### SELECTION
────────
1. Joginder Singh and his brother Harbans Singh had a third brother named Gurdip Singh, who was killed in Pakistan during the disturbances, and when Joginder Singh and Harbans Singh came to India they put in claims in respect of their properties as well as in respect of the property of Gurdip Singh as his heirs. Each of them was allotted some agricultural land and also one house, and, over and above this, allotment was made in the name of Gurdip Singh of some agricultural land and one house No. 50 situated in Adampur in the Jullundur District.
The date of the allotment of this house was 6-10-1950. In due course, this property was act quired by the Central Government under the Displaced Persons (Compensation and Rehabilitation) Act, 1954, and on 6-12-1955 the Managing Offices concerned transferred this house (No. 50) to Joginder. Singh and Harbans Singh, and granted a sanad as required by the rules made under the Act of 1954. It appears that one Bara Singh was interested in this house and claimed to be in its occupation and he therefore moved the Assistant Settlement Commissioner to cancel the allotment made in the name of Gurdip Singh.
The Assistant Settlement Commissioner, however, felt that he could not do so as the proprietary rights in the house had been already transferred to Jogindar Singh and Harbans Singh, and on this view he rejected the prayer. Bara Singh then went in revision to the Chief Settlement Commissioner, and that officer considered the whole matter and found that the allotment of this particular house in the name of Gurdip Singh was unjustified as Gurdip Singhi had never settled in any rural area in India, having died in Pakistan, and he went on to conclude that the proprietary rights in this house ought not to have been transferred to Joginder Singh and Harbans Singh.
On these findings the Chief Settlement Commissioner cancelled the order of the Managing Officer dated 6-12-1955 granting the sanad to Joginder Singh and Harbans Singh in respect of this house and also cancelled the order of 6-10-1950 by which the allotment of the house had been originally made. This led to a writ petition by Joginder Singh and Harbans Singh seeking a direction front this Court to quash the order of the Chief Settlement Commissioner.
The petition was heard by Gurnam Singh J., who formed the opinion that the Chief Settlement Commissioner was not competent either to cancel the sanad granted to the petitioners transferring the proprietary rights to them, nor competent to cancel the order of allotment made on 6-10-1950. The writ petition was therefore allowed and the order of the Chief Settlement Commissioner set aside.
Against the order of the learned Single Judge, Bara Singh has filed an appeal under Clause 10 of the Letters Patent, and it is supported by the Advocate-General on behalf of the Chief Settlement Commissioner.
────────
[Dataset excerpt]

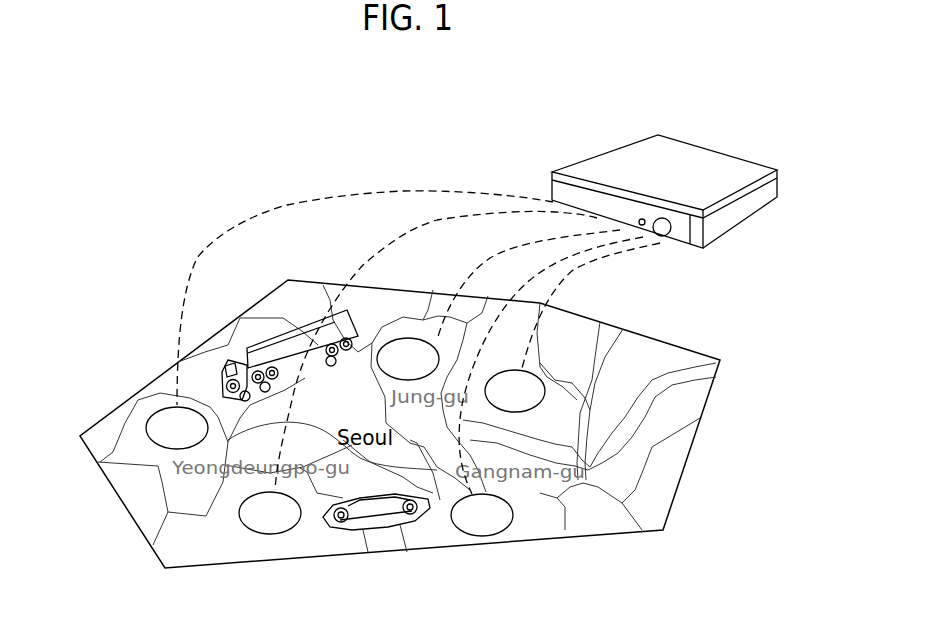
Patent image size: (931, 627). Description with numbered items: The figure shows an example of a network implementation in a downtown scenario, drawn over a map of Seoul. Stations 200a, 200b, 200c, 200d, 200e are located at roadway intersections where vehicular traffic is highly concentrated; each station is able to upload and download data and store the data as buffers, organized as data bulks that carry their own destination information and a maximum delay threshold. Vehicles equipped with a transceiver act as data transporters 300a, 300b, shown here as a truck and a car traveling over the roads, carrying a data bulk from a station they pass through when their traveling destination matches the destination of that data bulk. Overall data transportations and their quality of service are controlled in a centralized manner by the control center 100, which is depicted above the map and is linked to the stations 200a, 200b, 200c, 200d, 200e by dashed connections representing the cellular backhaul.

The control center 100 is at (737, 165).
The station 200a is at (414, 340).
The station 200b is at (530, 377).
The station 200c is at (481, 536).
The station 200d is at (270, 534).
The station 200e is at (157, 420).
The data transporter 300a is at (275, 345).
The data transporter 300b is at (382, 522).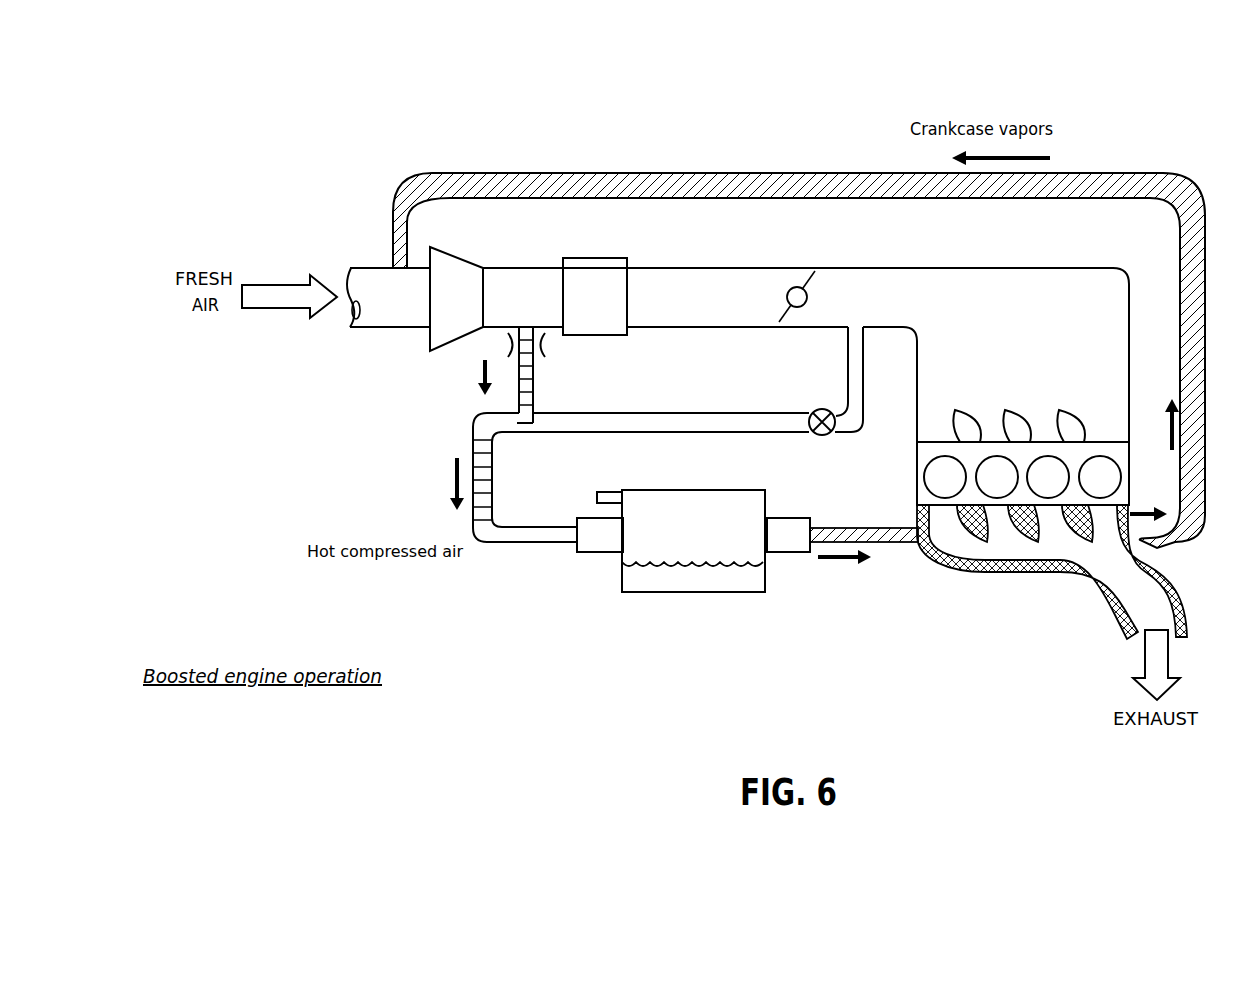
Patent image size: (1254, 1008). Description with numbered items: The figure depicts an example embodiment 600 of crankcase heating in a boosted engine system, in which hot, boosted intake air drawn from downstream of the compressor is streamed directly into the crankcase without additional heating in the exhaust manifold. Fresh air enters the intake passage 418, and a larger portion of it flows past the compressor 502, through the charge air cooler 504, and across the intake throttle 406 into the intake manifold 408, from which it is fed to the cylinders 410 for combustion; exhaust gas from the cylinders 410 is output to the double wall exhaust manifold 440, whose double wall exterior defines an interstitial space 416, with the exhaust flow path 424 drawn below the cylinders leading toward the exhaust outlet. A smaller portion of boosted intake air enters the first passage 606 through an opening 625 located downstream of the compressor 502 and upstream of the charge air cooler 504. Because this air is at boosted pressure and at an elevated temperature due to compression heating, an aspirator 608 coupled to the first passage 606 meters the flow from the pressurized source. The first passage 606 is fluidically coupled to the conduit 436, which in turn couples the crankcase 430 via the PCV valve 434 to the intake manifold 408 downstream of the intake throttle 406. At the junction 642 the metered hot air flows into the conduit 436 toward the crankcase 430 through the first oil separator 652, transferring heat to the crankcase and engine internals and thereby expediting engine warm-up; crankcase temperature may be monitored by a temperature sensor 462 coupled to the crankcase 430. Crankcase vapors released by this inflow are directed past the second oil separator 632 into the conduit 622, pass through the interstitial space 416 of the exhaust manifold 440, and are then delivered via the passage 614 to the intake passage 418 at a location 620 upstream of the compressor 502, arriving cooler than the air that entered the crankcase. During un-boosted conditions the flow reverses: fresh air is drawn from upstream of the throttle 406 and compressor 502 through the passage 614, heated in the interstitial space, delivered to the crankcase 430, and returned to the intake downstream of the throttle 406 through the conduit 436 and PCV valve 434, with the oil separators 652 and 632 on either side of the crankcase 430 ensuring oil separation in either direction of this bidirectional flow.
────────
### WORK TO DO
**1.** Summarize the court excerpt on house No. 50 in Adampur in two sentences.
**2.** Continue the court excerpt on house No. 50 in Adampur from its final sentence.
The listing has no connection to the text about the house dispute.

### THE RESPONSES
**1.** House No. 50 in Adampur was allotted in the name of Gurdip Singh, who was killed in Pakistan, and a Managing Officer later transferred it to his brothers Joginder Singh and Harbans Singh with a sanad on 6-12-1955. On Bara Singh's revision, the Chief Settlement Commissioner cancelled both the sanad and the original allotment, but Gurnam Singh J. set that order aside on a writ petition, and Bara Singh has appealed under Clause 10 of the Letters Patent.

**2.**
2. The entire argument in this case turns on the powers of the Chief Settlement Commissioner under the Displaced Persons (Compensation and Rehabilitation) Act, 1954 (Act 44 of 1954). The learned Single Judge holds that once a sanad was granted to the claimants, namely Joginder Singh and Harbans Singh, it was not open to the Chief Settlement Commissioner to cancel the transfer because the order transferring the property had merged in the sanad, and thereafter the grant could be resumed only by the President in accordance with the conditions of the sanad, and it is this argument which has been pressed for our acceptance on behalf of the respondents, To appreciate it, it is necessary to go into some of the provisions of the Act of 1954.
The Act was designed for acquiring certain property to be transferred to displaced persons in satisfaction of their claims regarding property left by them in Pakistan. Section 10 of the Act, on which considerable reliance seems to have been placed by the learned Single Judge, directs that any immovable property leased or allotted to a displaced person by the Custodian must be allowed to remain in the possession of that person on the same terms and conditions, and that the Central Government may, for the purpose of payment of compensation to such displaced person, actually transfer such property to him.
It is sought to be concluded from this provision that in no circumstances could such property allotted to a displaced person by the Custodian be taken away from him. Actually, however, it is not so because Section 19 of the Act gives wide powers to a managing officer appointed under the Act to cancel or terminate any such allotment notwithstanding any contract or any other law, the only limitation being that such cancellation must proceed in accordance with the rules made under the Act. The learned Single Judge admits this hut goes on to observe that this power to cancel an allotment is given by the Act to a managing officer alone and concludes that it could not be exercised by the Chief Settlement Commissioner. The power of the Chief Settlement Commissioner is defined by Section 24 of the Act. This says --
'24 The Chief Settlement Commissioner may at any time call for the record of any proceeding under this Act in which a Settlement' Officer, an Assistant Settlement Officer, an Assistant Settlement Commissioner, an Additional Settlement Commissioner, a Settlement Commissioner, a managing officer or a managing corporation has passed an order, for the purpose or satisfying himself as to the legality or propriety of any such order and may pass such order in relation thereto as he thinks fit.'
It is therefore obvious that in any case where a managing officer wrongly omits to cancel an allots ment in circumstances where he should have cancelled it, the Chief Settlement Commissioner can, in exercise of his power of revision, correct the error, and, similarly, where a managing officer wrongly transfers proprietary rights to a claimant in respect of any property, the Chief Settlement Commissioner can reverse the order and annul the transfer. Mr. Gujral had to concede that the power of the Chief Settlement Commissioner is extremely wide, and that he can act in every case where a subordinate authority has failed or omitted to make a proper order.
His contention, however, is that this power of the Chief Settlement Commissioner is confined only to the revision of orders made under the Act which might include am order transferring a particular property to a claimant, but does not, according to learned counsel, include the grant of a sanad. A distinction is thus sought to be made between ant order directing the transfer of proprietary rights and the actual grant of a sanad in respect of those: proprietary rights. The first, according to Mr. Gujral, is merely an order under the Act and may possibly be upset but the second, namely, the actual grant of a sanad, is a more important step which passes the property to the claimant irrevocably, and once that step is taken the matter passes beyond the statute and cannot be reversed.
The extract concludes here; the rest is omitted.